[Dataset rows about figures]
━━━━━━

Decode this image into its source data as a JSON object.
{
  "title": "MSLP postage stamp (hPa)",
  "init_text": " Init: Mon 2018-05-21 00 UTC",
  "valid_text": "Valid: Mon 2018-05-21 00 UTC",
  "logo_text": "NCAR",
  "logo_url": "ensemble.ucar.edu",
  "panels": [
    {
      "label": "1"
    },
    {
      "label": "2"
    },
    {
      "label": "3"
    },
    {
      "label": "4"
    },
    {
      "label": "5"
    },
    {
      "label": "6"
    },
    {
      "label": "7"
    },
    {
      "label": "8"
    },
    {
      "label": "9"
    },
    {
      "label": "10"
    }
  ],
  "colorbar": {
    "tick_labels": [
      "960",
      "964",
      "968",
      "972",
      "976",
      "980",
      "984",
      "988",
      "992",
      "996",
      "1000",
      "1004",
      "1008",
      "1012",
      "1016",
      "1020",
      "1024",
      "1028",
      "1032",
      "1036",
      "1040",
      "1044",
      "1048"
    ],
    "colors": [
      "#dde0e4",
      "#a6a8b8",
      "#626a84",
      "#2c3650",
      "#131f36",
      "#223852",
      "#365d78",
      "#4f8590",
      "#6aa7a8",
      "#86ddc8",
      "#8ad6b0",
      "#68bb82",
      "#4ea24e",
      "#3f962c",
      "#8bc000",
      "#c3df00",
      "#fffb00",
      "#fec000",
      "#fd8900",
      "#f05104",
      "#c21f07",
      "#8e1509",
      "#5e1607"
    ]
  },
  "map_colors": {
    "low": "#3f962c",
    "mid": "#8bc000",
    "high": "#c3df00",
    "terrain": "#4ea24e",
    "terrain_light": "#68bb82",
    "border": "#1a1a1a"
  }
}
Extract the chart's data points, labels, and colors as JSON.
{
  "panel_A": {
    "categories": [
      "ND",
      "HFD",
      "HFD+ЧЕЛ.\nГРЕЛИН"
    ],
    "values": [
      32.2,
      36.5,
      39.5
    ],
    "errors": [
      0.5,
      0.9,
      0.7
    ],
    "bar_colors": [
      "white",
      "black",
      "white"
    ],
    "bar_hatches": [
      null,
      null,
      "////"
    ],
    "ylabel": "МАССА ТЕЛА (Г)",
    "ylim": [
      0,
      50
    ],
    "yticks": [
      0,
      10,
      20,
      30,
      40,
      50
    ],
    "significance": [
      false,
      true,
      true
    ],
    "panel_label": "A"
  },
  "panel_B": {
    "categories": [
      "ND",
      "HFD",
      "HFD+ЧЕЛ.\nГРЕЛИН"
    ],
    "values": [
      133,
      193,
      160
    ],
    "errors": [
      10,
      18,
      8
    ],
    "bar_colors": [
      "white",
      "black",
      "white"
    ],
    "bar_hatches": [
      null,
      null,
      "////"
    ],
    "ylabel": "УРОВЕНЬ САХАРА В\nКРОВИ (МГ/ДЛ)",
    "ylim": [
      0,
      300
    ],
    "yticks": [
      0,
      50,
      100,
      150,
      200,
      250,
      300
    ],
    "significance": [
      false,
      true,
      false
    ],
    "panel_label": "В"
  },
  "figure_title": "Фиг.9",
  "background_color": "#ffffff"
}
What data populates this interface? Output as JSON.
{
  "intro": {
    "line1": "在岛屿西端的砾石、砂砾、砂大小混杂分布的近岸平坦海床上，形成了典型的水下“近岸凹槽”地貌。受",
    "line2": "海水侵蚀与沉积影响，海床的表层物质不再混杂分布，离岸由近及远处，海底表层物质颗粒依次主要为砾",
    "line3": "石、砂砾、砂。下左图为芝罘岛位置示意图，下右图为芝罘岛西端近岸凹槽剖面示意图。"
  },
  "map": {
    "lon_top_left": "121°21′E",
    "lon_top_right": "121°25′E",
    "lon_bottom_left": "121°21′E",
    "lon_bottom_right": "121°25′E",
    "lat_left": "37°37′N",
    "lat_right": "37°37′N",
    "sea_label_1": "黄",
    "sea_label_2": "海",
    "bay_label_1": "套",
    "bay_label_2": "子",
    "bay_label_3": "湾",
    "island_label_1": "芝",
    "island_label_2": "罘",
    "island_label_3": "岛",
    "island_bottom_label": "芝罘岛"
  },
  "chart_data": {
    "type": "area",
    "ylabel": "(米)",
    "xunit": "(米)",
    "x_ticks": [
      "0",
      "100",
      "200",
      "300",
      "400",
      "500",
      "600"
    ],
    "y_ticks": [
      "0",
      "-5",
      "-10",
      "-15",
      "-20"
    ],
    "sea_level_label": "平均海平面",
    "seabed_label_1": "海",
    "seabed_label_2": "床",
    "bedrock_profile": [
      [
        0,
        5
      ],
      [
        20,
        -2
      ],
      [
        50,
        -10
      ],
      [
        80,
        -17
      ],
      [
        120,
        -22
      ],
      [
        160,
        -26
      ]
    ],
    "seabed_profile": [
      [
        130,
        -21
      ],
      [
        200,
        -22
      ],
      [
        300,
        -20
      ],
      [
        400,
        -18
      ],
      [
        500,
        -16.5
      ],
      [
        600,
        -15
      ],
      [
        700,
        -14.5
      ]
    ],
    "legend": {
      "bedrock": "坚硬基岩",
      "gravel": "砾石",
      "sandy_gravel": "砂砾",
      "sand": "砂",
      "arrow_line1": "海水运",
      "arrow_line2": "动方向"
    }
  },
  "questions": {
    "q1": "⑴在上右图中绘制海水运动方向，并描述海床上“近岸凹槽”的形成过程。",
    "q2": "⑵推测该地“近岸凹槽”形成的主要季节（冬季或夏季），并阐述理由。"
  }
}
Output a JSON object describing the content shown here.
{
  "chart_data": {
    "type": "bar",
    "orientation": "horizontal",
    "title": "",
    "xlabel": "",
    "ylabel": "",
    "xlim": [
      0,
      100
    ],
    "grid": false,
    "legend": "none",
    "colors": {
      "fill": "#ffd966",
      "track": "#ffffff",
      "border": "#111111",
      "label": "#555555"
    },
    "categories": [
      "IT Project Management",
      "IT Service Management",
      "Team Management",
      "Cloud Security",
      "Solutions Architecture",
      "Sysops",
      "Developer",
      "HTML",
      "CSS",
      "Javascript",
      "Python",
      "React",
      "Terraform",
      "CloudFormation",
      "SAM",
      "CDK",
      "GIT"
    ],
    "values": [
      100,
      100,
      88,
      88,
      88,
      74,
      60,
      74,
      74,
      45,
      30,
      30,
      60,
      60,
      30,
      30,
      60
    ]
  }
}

━━━━━━

** YOUR OBJECTIVE **
Transcribe the whole listing exactly.

** TASK RESPONSE **
Decode this image into its source data as a JSON object.
{
  "title": "MSLP postage stamp (hPa)",
  "init_text": " Init: Mon 2018-05-21 00 UTC",
  "valid_text": "Valid: Mon 2018-05-21 00 UTC",
  "logo_text": "NCAR",
  "logo_url": "ensemble.ucar.edu",
  "panels": [
    {
      "label": "1"
    },
    {
      "label": "2"
    },
    {
      "label": "3"
    },
    {
      "label": "4"
    },
    {
      "label": "5"
    },
    {
      "label": "6"
    },
    {
      "label": "7"
    },
    {
      "label": "8"
    },
    {
      "label": "9"
    },
    {
      "label": "10"
    }
  ],
  "colorbar": {
    "tick_labels": [
      "960",
      "964",
      "968",
      "972",
      "976",
      "980",
      "984",
      "988",
      "992",
      "996",
      "1000",
      "1004",
      "1008",
      "1012",
      "1016",
      "1020",
      "1024",
      "1028",
      "1032",
      "1036",
      "1040",
      "1044",
      "1048"
    ],
    "colors": [
      "#dde0e4",
      "#a6a8b8",
      "#626a84",
      "#2c3650",
      "#131f36",
      "#223852",
      "#365d78",
      "#4f8590",
      "#6aa7a8",
      "#86ddc8",
      "#8ad6b0",
      "#68bb82",
      "#4ea24e",
      "#3f962c",
      "#8bc000",
      "#c3df00",
      "#fffb00",
      "#fec000",
      "#fd8900",
      "#f05104",
      "#c21f07",
      "#8e1509",
      "#5e1607"
    ]
  },
  "map_colors": {
    "low": "#3f962c",
    "mid": "#8bc000",
    "high": "#c3df00",
    "terrain": "#4ea24e",
    "terrain_light": "#68bb82",
    "border": "#1a1a1a"
  }
}
Extract the chart's data points, labels, and colors as JSON.
{
  "panel_A": {
    "categories": [
      "ND",
      "HFD",
      "HFD+ЧЕЛ.\nГРЕЛИН"
    ],
    "values": [
      32.2,
      36.5,
      39.5
    ],
    "errors": [
      0.5,
      0.9,
      0.7
    ],
    "bar_colors": [
      "white",
      "black",
      "white"
    ],
    "bar_hatches": [
      null,
      null,
      "////"
    ],
    "ylabel": "МАССА ТЕЛА (Г)",
    "ylim": [
      0,
      50
    ],
    "yticks": [
      0,
      10,
      20,
      30,
      40,
      50
    ],
    "significance": [
      false,
      true,
      true
    ],
    "panel_label": "A"
  },
  "panel_B": {
    "categories": [
      "ND",
      "HFD",
      "HFD+ЧЕЛ.\nГРЕЛИН"
    ],
    "values": [
      133,
      193,
      160
    ],
    "errors": [
      10,
      18,
      8
    ],
    "bar_colors": [
      "white",
      "black",
      "white"
    ],
    "bar_hatches": [
      null,
      null,
      "////"
    ],
    "ylabel": "УРОВЕНЬ САХАРА В\nКРОВИ (МГ/ДЛ)",
    "ylim": [
      0,
      300
    ],
    "yticks": [
      0,
      50,
      100,
      150,
      200,
      250,
      300
    ],
    "significance": [
      false,
      true,
      false
    ],
    "panel_label": "В"
  },
  "figure_title": "Фиг.9",
  "background_color": "#ffffff"
}
What data populates this interface? Output as JSON.
{
  "intro": {
    "line1": "在岛屿西端的砾石、砂砾、砂大小混杂分布的近岸平坦海床上，形成了典型的水下“近岸凹槽”地貌。受",
    "line2": "海水侵蚀与沉积影响，海床的表层物质不再混杂分布，离岸由近及远处，海底表层物质颗粒依次主要为砾",
    "line3": "石、砂砾、砂。下左图为芝罘岛位置示意图，下右图为芝罘岛西端近岸凹槽剖面示意图。"
  },
  "map": {
    "lon_top_left": "121°21′E",
    "lon_top_right": "121°25′E",
    "lon_bottom_left": "121°21′E",
    "lon_bottom_right": "121°25′E",
    "lat_left": "37°37′N",
    "lat_right": "37°37′N",
    "sea_label_1": "黄",
    "sea_label_2": "海",
    "bay_label_1": "套",
    "bay_label_2": "子",
    "bay_label_3": "湾",
    "island_label_1": "芝",
    "island_label_2": "罘",
    "island_label_3": "岛",
    "island_bottom_label": "芝罘岛"
  },
  "chart_data": {
    "type": "area",
    "ylabel": "(米)",
    "xunit": "(米)",
    "x_ticks": [
      "0",
      "100",
      "200",
      "300",
      "400",
      "500",
      "600"
    ],
    "y_ticks": [
      "0",
      "-5",
      "-10",
      "-15",
      "-20"
    ],
    "sea_level_label": "平均海平面",
    "seabed_label_1": "海",
    "seabed_label_2": "床",
    "bedrock_profile": [
      [
        0,
        5
      ],
      [
        20,
        -2
      ],
      [
        50,
        -10
      ],
      [
        80,
        -17
      ],
      [
        120,
        -22
      ],
      [
        160,
        -26
      ]
    ],
    "seabed_profile": [
      [
        130,
        -21
      ],
      [
        200,
        -22
      ],
      [
        300,
        -20
      ],
      [
        400,
        -18
      ],
      [
        500,
        -16.5
      ],
      [
        600,
        -15
      ],
      [
        700,
        -14.5
      ]
    ],
    "legend": {
      "bedrock": "坚硬基岩",
      "gravel": "砾石",
      "sandy_gravel": "砂砾",
      "sand": "砂",
      "arrow_line1": "海水运",
      "arrow_line2": "动方向"
    }
  },
  "questions": {
    "q1": "⑴在上右图中绘制海水运动方向，并描述海床上“近岸凹槽”的形成过程。",
    "q2": "⑵推测该地“近岸凹槽”形成的主要季节（冬季或夏季），并阐述理由。"
  }
}
Output a JSON object describing the content shown here.
{
  "chart_data": {
    "type": "bar",
    "orientation": "horizontal",
    "title": "",
    "xlabel": "",
    "ylabel": "",
    "xlim": [
      0,
      100
    ],
    "grid": false,
    "legend": "none",
    "colors": {
      "fill": "#ffd966",
      "track": "#ffffff",
      "border": "#111111",
      "label": "#555555"
    },
    "categories": [
      "IT Project Management",
      "IT Service Management",
      "Team Management",
      "Cloud Security",
      "Solutions Architecture",
      "Sysops",
      "Developer",
      "HTML",
      "CSS",
      "Javascript",
      "Python",
      "React",
      "Terraform",
      "CloudFormation",
      "SAM",
      "CDK",
      "GIT"
    ],
    "values": [
      100,
      100,
      88,
      88,
      88,
      74,
      60,
      74,
      74,
      45,
      30,
      30,
      60,
      60,
      30,
      30,
      60
    ]
  }
}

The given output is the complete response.